* **SHORT EXERCISE**
Reproduce every line of the rows below verbatim, leaving out the pictures.

* **Saved entries**
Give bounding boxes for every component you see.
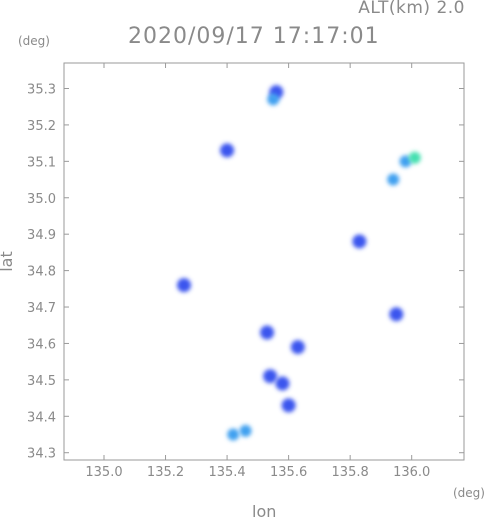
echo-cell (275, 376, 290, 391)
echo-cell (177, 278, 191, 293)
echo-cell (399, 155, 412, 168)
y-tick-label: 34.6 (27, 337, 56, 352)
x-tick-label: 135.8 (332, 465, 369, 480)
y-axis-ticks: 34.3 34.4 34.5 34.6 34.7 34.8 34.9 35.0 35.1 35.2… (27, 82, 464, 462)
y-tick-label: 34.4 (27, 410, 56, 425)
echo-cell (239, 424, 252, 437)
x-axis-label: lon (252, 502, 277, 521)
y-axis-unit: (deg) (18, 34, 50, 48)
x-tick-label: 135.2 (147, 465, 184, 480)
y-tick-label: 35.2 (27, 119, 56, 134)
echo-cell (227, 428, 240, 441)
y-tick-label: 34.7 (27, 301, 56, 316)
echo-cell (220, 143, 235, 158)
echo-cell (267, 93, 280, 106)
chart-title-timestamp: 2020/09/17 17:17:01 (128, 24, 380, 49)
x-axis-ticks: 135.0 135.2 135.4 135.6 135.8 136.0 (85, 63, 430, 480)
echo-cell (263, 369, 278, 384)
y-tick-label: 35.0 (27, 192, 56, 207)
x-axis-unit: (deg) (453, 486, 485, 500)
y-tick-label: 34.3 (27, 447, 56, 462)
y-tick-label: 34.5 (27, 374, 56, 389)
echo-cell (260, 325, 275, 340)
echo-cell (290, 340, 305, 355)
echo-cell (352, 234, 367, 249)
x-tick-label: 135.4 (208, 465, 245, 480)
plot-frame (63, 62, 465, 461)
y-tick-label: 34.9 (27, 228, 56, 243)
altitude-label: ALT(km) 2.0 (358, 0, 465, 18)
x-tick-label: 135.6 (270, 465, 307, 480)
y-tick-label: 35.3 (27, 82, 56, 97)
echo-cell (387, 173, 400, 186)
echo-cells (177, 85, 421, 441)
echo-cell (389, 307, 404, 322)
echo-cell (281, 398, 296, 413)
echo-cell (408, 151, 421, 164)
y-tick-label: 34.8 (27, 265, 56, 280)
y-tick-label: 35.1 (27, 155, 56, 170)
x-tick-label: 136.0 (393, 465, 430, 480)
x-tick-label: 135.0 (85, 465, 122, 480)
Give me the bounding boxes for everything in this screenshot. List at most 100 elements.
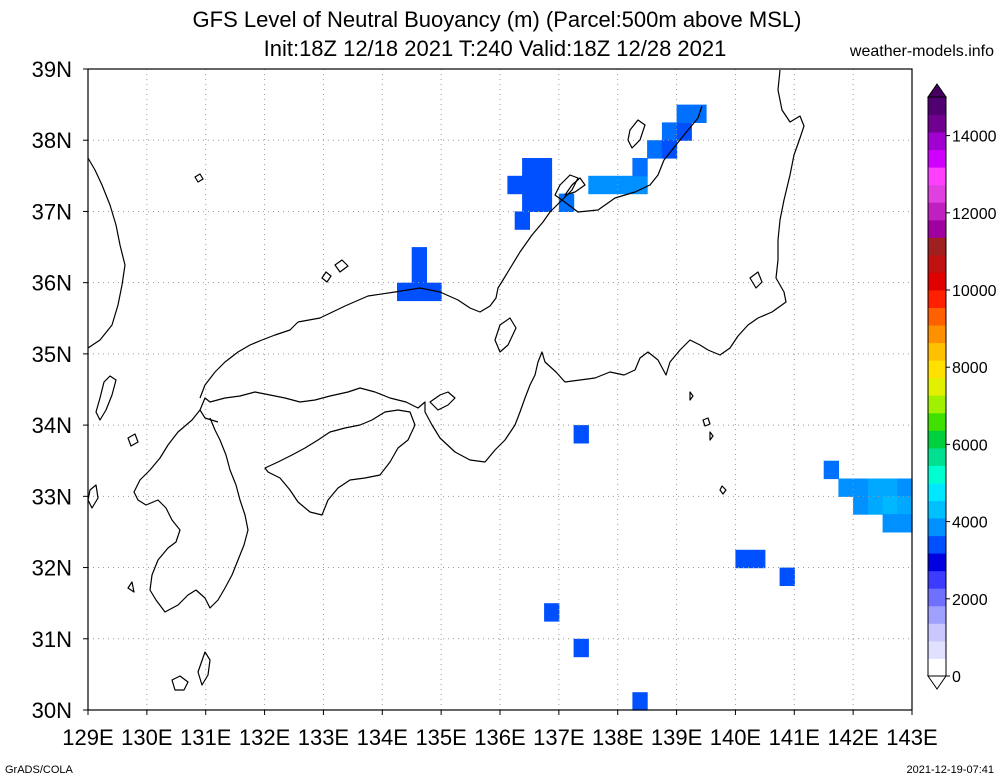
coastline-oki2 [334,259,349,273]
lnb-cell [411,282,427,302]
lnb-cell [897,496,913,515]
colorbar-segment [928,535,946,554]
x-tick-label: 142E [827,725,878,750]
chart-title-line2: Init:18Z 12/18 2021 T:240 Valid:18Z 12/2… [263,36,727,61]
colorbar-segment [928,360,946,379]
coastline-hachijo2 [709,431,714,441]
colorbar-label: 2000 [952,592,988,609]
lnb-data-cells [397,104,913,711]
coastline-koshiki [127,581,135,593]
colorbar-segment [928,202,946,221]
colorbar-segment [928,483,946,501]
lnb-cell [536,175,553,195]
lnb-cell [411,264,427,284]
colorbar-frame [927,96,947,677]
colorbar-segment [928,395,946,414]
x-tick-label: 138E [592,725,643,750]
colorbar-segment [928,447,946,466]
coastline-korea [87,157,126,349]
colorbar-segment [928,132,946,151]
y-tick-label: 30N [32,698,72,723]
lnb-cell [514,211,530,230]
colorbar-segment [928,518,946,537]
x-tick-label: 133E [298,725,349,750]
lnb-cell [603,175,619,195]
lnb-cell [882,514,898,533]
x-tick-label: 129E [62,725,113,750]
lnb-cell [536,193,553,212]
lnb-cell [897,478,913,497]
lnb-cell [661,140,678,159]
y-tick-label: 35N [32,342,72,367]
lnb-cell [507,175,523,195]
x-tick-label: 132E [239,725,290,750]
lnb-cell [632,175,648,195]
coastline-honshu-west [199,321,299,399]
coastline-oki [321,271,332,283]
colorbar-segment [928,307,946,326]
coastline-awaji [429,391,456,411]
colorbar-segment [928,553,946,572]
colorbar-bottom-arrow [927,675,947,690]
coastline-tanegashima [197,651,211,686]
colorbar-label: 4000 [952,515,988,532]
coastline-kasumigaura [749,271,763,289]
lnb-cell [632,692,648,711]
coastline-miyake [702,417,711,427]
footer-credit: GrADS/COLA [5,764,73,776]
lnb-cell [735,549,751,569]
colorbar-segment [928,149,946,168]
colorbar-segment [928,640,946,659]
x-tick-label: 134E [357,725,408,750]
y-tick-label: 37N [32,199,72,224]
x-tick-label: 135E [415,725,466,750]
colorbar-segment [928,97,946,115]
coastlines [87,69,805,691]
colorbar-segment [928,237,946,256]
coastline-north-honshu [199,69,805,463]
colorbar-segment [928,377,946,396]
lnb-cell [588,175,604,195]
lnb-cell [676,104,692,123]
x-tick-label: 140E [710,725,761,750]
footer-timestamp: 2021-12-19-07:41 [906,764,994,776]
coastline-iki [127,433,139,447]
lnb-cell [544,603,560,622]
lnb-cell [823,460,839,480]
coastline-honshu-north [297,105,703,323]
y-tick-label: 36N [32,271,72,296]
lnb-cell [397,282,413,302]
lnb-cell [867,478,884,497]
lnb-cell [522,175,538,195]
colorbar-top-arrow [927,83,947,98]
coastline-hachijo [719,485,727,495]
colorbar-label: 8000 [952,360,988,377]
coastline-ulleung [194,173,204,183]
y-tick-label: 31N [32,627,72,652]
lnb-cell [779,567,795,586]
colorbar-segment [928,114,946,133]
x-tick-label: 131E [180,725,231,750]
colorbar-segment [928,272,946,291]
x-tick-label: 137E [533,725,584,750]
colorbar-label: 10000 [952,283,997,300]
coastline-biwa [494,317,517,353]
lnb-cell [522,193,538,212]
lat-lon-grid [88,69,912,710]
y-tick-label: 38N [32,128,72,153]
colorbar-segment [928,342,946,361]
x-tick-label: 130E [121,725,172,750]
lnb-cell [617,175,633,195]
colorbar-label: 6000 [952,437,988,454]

* **COMPLETE OUTPUT**
Give bounding boxes for every component you see.
echo-cell (275, 376, 290, 391)
echo-cell (177, 278, 191, 293)
echo-cell (399, 155, 412, 168)
y-tick-label: 34.6 (27, 337, 56, 352)
x-tick-label: 135.8 (332, 465, 369, 480)
y-axis-ticks: 34.3 34.4 34.5 34.6 34.7 34.8 34.9 35.0 35.1 35.2… (27, 82, 464, 462)
y-tick-label: 34.4 (27, 410, 56, 425)
echo-cell (239, 424, 252, 437)
x-axis-label: lon (252, 502, 277, 521)
y-axis-unit: (deg) (18, 34, 50, 48)
x-tick-label: 135.2 (147, 465, 184, 480)
y-tick-label: 35.2 (27, 119, 56, 134)
echo-cell (227, 428, 240, 441)
y-tick-label: 34.7 (27, 301, 56, 316)
echo-cell (220, 143, 235, 158)
echo-cell (267, 93, 280, 106)
chart-title-timestamp: 2020/09/17 17:17:01 (128, 24, 380, 49)
x-axis-ticks: 135.0 135.2 135.4 135.6 135.8 136.0 (85, 63, 430, 480)
echo-cell (263, 369, 278, 384)
y-tick-label: 35.0 (27, 192, 56, 207)
x-axis-unit: (deg) (453, 486, 485, 500)
y-tick-label: 34.3 (27, 447, 56, 462)
y-tick-label: 34.5 (27, 374, 56, 389)
echo-cell (260, 325, 275, 340)
echo-cell (290, 340, 305, 355)
echo-cell (352, 234, 367, 249)
x-tick-label: 135.4 (208, 465, 245, 480)
plot-frame (63, 62, 465, 461)
y-tick-label: 34.9 (27, 228, 56, 243)
altitude-label: ALT(km) 2.0 (358, 0, 465, 18)
x-tick-label: 135.6 (270, 465, 307, 480)
y-tick-label: 35.3 (27, 82, 56, 97)
echo-cell (387, 173, 400, 186)
echo-cells (177, 85, 421, 441)
echo-cell (389, 307, 404, 322)
echo-cell (281, 398, 296, 413)
echo-cell (408, 151, 421, 164)
y-tick-label: 34.8 (27, 265, 56, 280)
y-tick-label: 35.1 (27, 155, 56, 170)
x-tick-label: 136.0 (393, 465, 430, 480)
x-tick-label: 135.0 (85, 465, 122, 480)
Give me the bounding boxes for everything in this screenshot. List at most 100 elements.
coastline-oki2 [334,259,349,273]
lnb-cell [411,282,427,302]
lnb-cell [897,496,913,515]
colorbar-segment [928,535,946,554]
x-tick-label: 142E [827,725,878,750]
chart-title-line2: Init:18Z 12/18 2021 T:240 Valid:18Z 12/2… [263,36,727,61]
colorbar-segment [928,360,946,379]
coastline-hachijo2 [709,431,714,441]
colorbar-label: 2000 [952,592,988,609]
lnb-data-cells [397,104,913,711]
coastline-koshiki [127,581,135,593]
colorbar-segment [928,202,946,221]
colorbar-segment [928,483,946,501]
lnb-cell [536,175,553,195]
lnb-cell [411,264,427,284]
colorbar-frame [927,96,947,677]
colorbar-segment [928,395,946,414]
x-tick-label: 138E [592,725,643,750]
colorbar-segment [928,447,946,466]
coastline-korea [87,157,126,349]
colorbar-segment [928,132,946,151]
y-tick-label: 30N [32,698,72,723]
lnb-cell [514,211,530,230]
colorbar-segment [928,518,946,537]
x-tick-label: 133E [298,725,349,750]
lnb-cell [603,175,619,195]
lnb-cell [882,514,898,533]
x-tick-label: 129E [62,725,113,750]
lnb-cell [536,193,553,212]
lnb-cell [897,478,913,497]
lnb-cell [661,140,678,159]
y-tick-label: 35N [32,342,72,367]
lnb-cell [507,175,523,195]
x-tick-label: 132E [239,725,290,750]
lnb-cell [632,175,648,195]
coastline-honshu-west [199,321,299,399]
coastline-oki [321,271,332,283]
colorbar-segment [928,307,946,326]
coastline-awaji [429,391,456,411]
colorbar-segment [928,553,946,572]
colorbar-bottom-arrow [927,675,947,690]
coastline-tanegashima [197,651,211,686]
colorbar-label: 4000 [952,515,988,532]
coastline-kasumigaura [749,271,763,289]
lnb-cell [632,692,648,711]
coastline-miyake [702,417,711,427]
footer-credit: GrADS/COLA [5,764,73,776]
lnb-cell [735,549,751,569]
colorbar-segment [928,149,946,168]
colorbar-segment [928,640,946,659]
x-tick-label: 134E [357,725,408,750]
y-tick-label: 37N [32,199,72,224]
x-tick-label: 135E [415,725,466,750]
colorbar-segment [928,97,946,115]
coastlines [87,69,805,691]
colorbar-segment [928,237,946,256]
coastline-north-honshu [199,69,805,463]
colorbar-segment [928,377,946,396]
lnb-cell [588,175,604,195]
lnb-cell [676,104,692,123]
x-tick-label: 140E [710,725,761,750]
footer-timestamp: 2021-12-19-07:41 [906,764,994,776]
coastline-iki [127,433,139,447]
lnb-cell [544,603,560,622]
lnb-cell [823,460,839,480]
coastline-honshu-north [297,105,703,323]
y-tick-label: 36N [32,271,72,296]
lnb-cell [397,282,413,302]
lnb-cell [867,478,884,497]
lnb-cell [522,175,538,195]
colorbar-top-arrow [927,83,947,98]
coastline-hachijo [719,485,727,495]
colorbar-label: 8000 [952,360,988,377]
coastline-ulleung [194,173,204,183]
y-tick-label: 31N [32,627,72,652]
lnb-cell [779,567,795,586]
colorbar-segment [928,114,946,133]
x-tick-label: 131E [180,725,231,750]
colorbar-segment [928,272,946,291]
x-tick-label: 137E [533,725,584,750]
colorbar-label: 10000 [952,283,997,300]
coastline-biwa [494,317,517,353]
lnb-cell [522,193,538,212]
lat-lon-grid [88,69,912,710]
y-tick-label: 38N [32,128,72,153]
colorbar-segment [928,342,946,361]
x-tick-label: 130E [121,725,172,750]
lnb-cell [617,175,633,195]
colorbar-label: 6000 [952,437,988,454]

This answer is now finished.